Aim:
Print out each record below, unaltered and complete, without its images.

[Figure dataset records]
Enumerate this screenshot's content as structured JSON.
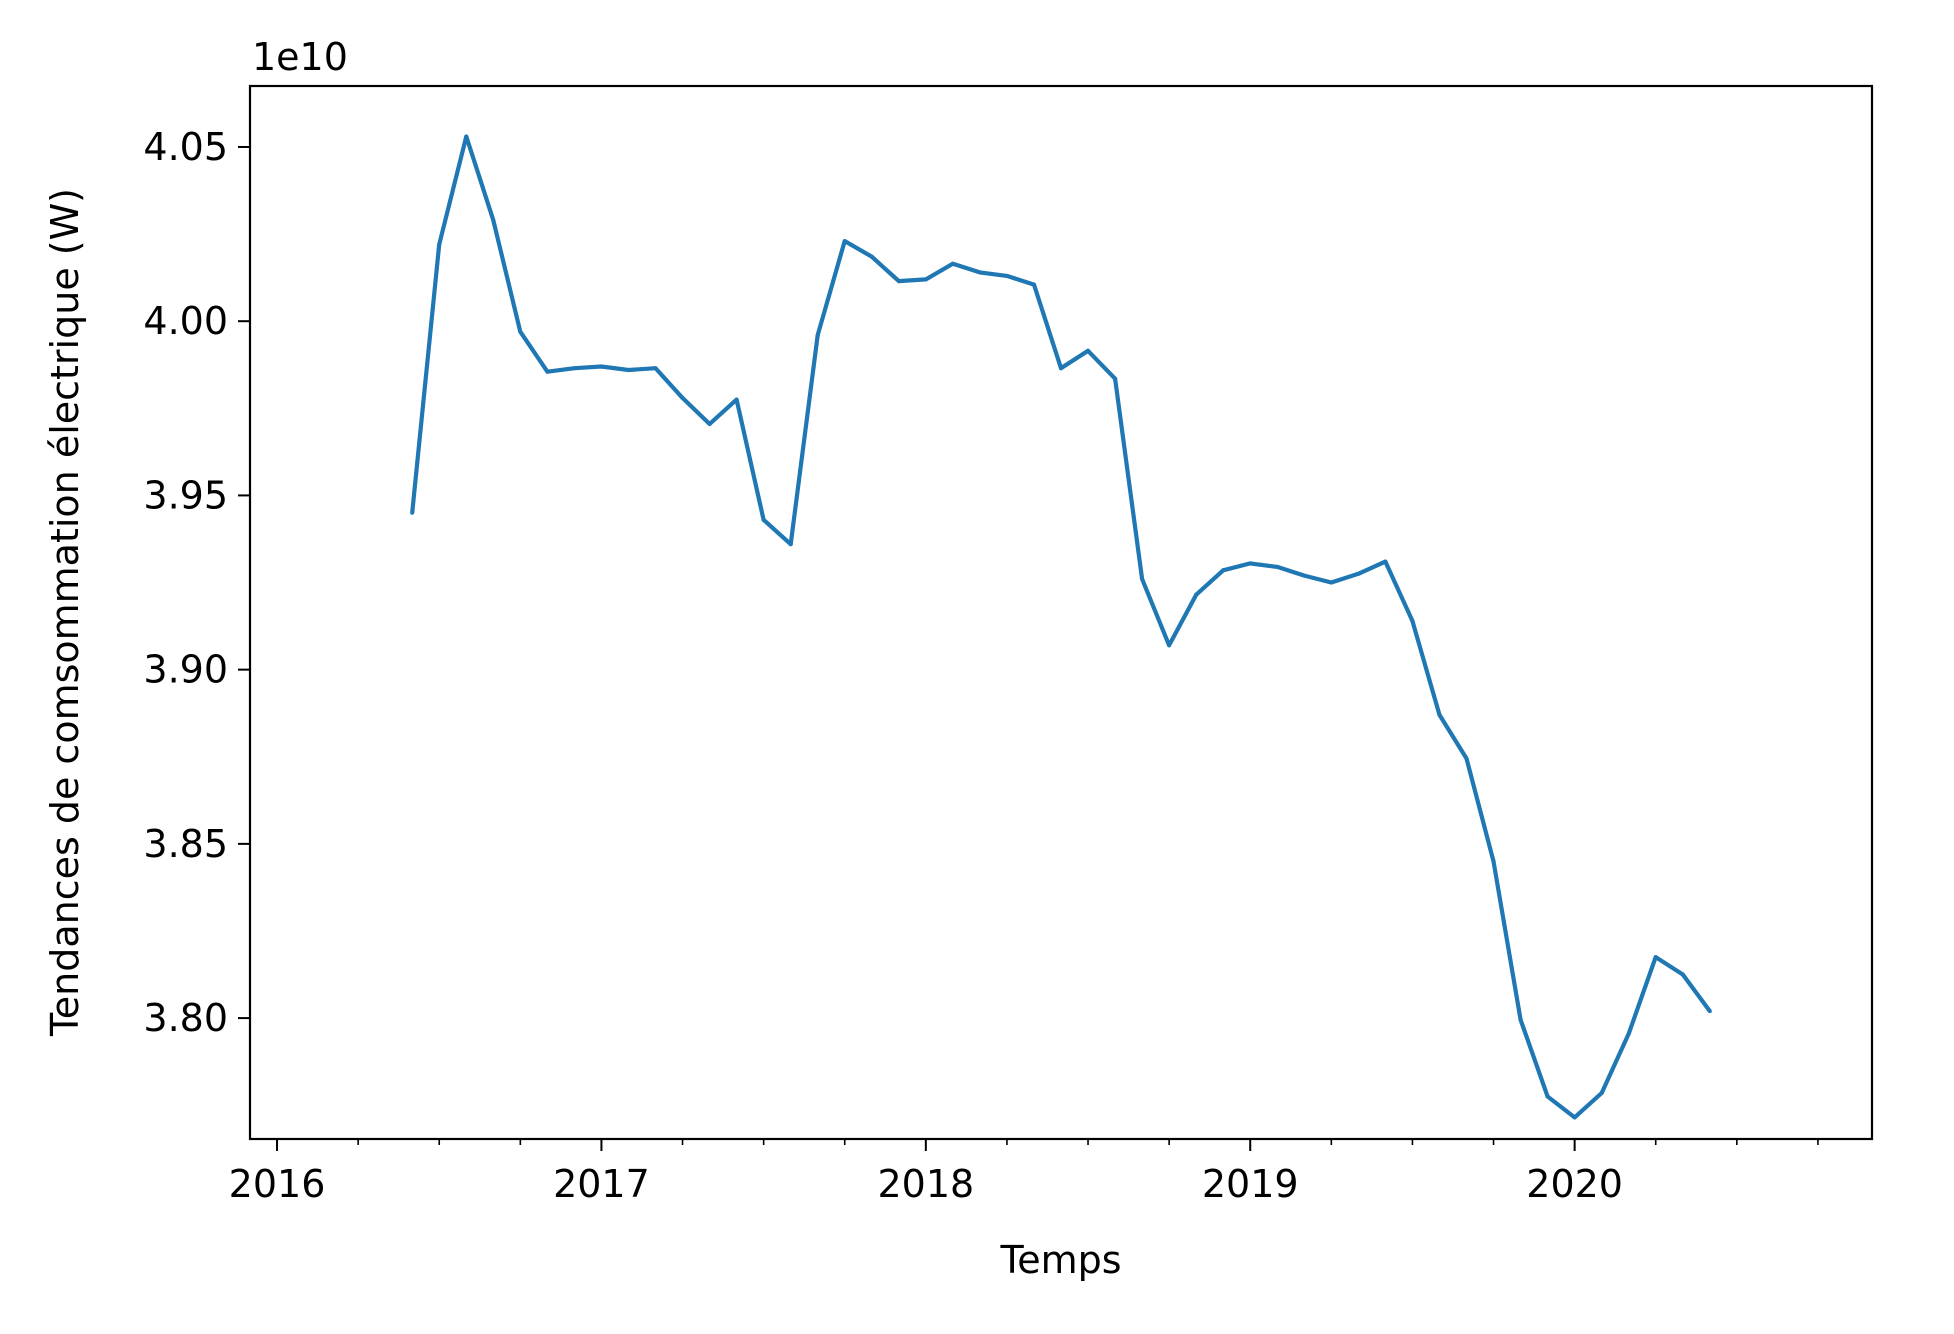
{
  "chart_data": {
    "type": "line",
    "title": "",
    "xlabel": "Temps",
    "ylabel": "Tendances de comsommation électrique (W)",
    "offset_label": "1e10",
    "x_ticks": [
      "2016",
      "2017",
      "2018",
      "2019",
      "2020"
    ],
    "y_ticks": [
      "3.80",
      "3.85",
      "3.90",
      "3.95",
      "4.00",
      "4.05"
    ],
    "xlim": [
      "2015-12-01",
      "2020-12-01"
    ],
    "ylim": [
      3.7653,
      4.0675
    ],
    "grid": false,
    "legend": "none",
    "series": [
      {
        "color": "#1f77b4",
        "x": [
          "2016-06",
          "2016-07",
          "2016-08",
          "2016-09",
          "2016-10",
          "2016-11",
          "2016-12",
          "2017-01",
          "2017-02",
          "2017-03",
          "2017-04",
          "2017-05",
          "2017-06",
          "2017-07",
          "2017-08",
          "2017-09",
          "2017-10",
          "2017-11",
          "2017-12",
          "2018-01",
          "2018-02",
          "2018-03",
          "2018-04",
          "2018-05",
          "2018-06",
          "2018-07",
          "2018-08",
          "2018-09",
          "2018-10",
          "2018-11",
          "2018-12",
          "2019-01",
          "2019-02",
          "2019-03",
          "2019-04",
          "2019-05",
          "2019-06",
          "2019-07",
          "2019-08",
          "2019-09",
          "2019-10",
          "2019-11",
          "2019-12",
          "2020-01",
          "2020-02",
          "2020-03",
          "2020-04",
          "2020-05",
          "2020-06"
        ],
        "values": [
          3.945,
          4.022,
          4.053,
          4.029,
          3.997,
          3.9855,
          3.9865,
          3.987,
          3.986,
          3.9865,
          3.978,
          3.9705,
          3.9775,
          3.943,
          3.936,
          3.996,
          4.023,
          4.0185,
          4.0115,
          4.012,
          4.0165,
          4.014,
          4.013,
          4.0105,
          3.9865,
          3.9915,
          3.9835,
          3.926,
          3.907,
          3.9215,
          3.9285,
          3.9305,
          3.9295,
          3.927,
          3.925,
          3.9275,
          3.931,
          3.914,
          3.887,
          3.8745,
          3.845,
          3.7995,
          3.7775,
          3.7715,
          3.7785,
          3.7955,
          3.8175,
          3.8125,
          3.802
        ]
      }
    ]
  }
}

Solution:
Enumerate this screenshot's content as structured JSON.
{
  "chart_data": {
    "type": "line",
    "title": "",
    "xlabel": "Temps",
    "ylabel": "Tendances de comsommation électrique (W)",
    "offset_label": "1e10",
    "x_ticks": [
      "2016",
      "2017",
      "2018",
      "2019",
      "2020"
    ],
    "y_ticks": [
      "3.80",
      "3.85",
      "3.90",
      "3.95",
      "4.00",
      "4.05"
    ],
    "xlim": [
      "2015-12-01",
      "2020-12-01"
    ],
    "ylim": [
      3.7653,
      4.0675
    ],
    "grid": false,
    "legend": "none",
    "series": [
      {
        "color": "#1f77b4",
        "x": [
          "2016-06",
          "2016-07",
          "2016-08",
          "2016-09",
          "2016-10",
          "2016-11",
          "2016-12",
          "2017-01",
          "2017-02",
          "2017-03",
          "2017-04",
          "2017-05",
          "2017-06",
          "2017-07",
          "2017-08",
          "2017-09",
          "2017-10",
          "2017-11",
          "2017-12",
          "2018-01",
          "2018-02",
          "2018-03",
          "2018-04",
          "2018-05",
          "2018-06",
          "2018-07",
          "2018-08",
          "2018-09",
          "2018-10",
          "2018-11",
          "2018-12",
          "2019-01",
          "2019-02",
          "2019-03",
          "2019-04",
          "2019-05",
          "2019-06",
          "2019-07",
          "2019-08",
          "2019-09",
          "2019-10",
          "2019-11",
          "2019-12",
          "2020-01",
          "2020-02",
          "2020-03",
          "2020-04",
          "2020-05",
          "2020-06"
        ],
        "values": [
          3.945,
          4.022,
          4.053,
          4.029,
          3.997,
          3.9855,
          3.9865,
          3.987,
          3.986,
          3.9865,
          3.978,
          3.9705,
          3.9775,
          3.943,
          3.936,
          3.996,
          4.023,
          4.0185,
          4.0115,
          4.012,
          4.0165,
          4.014,
          4.013,
          4.0105,
          3.9865,
          3.9915,
          3.9835,
          3.926,
          3.907,
          3.9215,
          3.9285,
          3.9305,
          3.9295,
          3.927,
          3.925,
          3.9275,
          3.931,
          3.914,
          3.887,
          3.8745,
          3.845,
          3.7995,
          3.7775,
          3.7715,
          3.7785,
          3.7955,
          3.8175,
          3.8125,
          3.802
        ]
      }
    ]
  }
}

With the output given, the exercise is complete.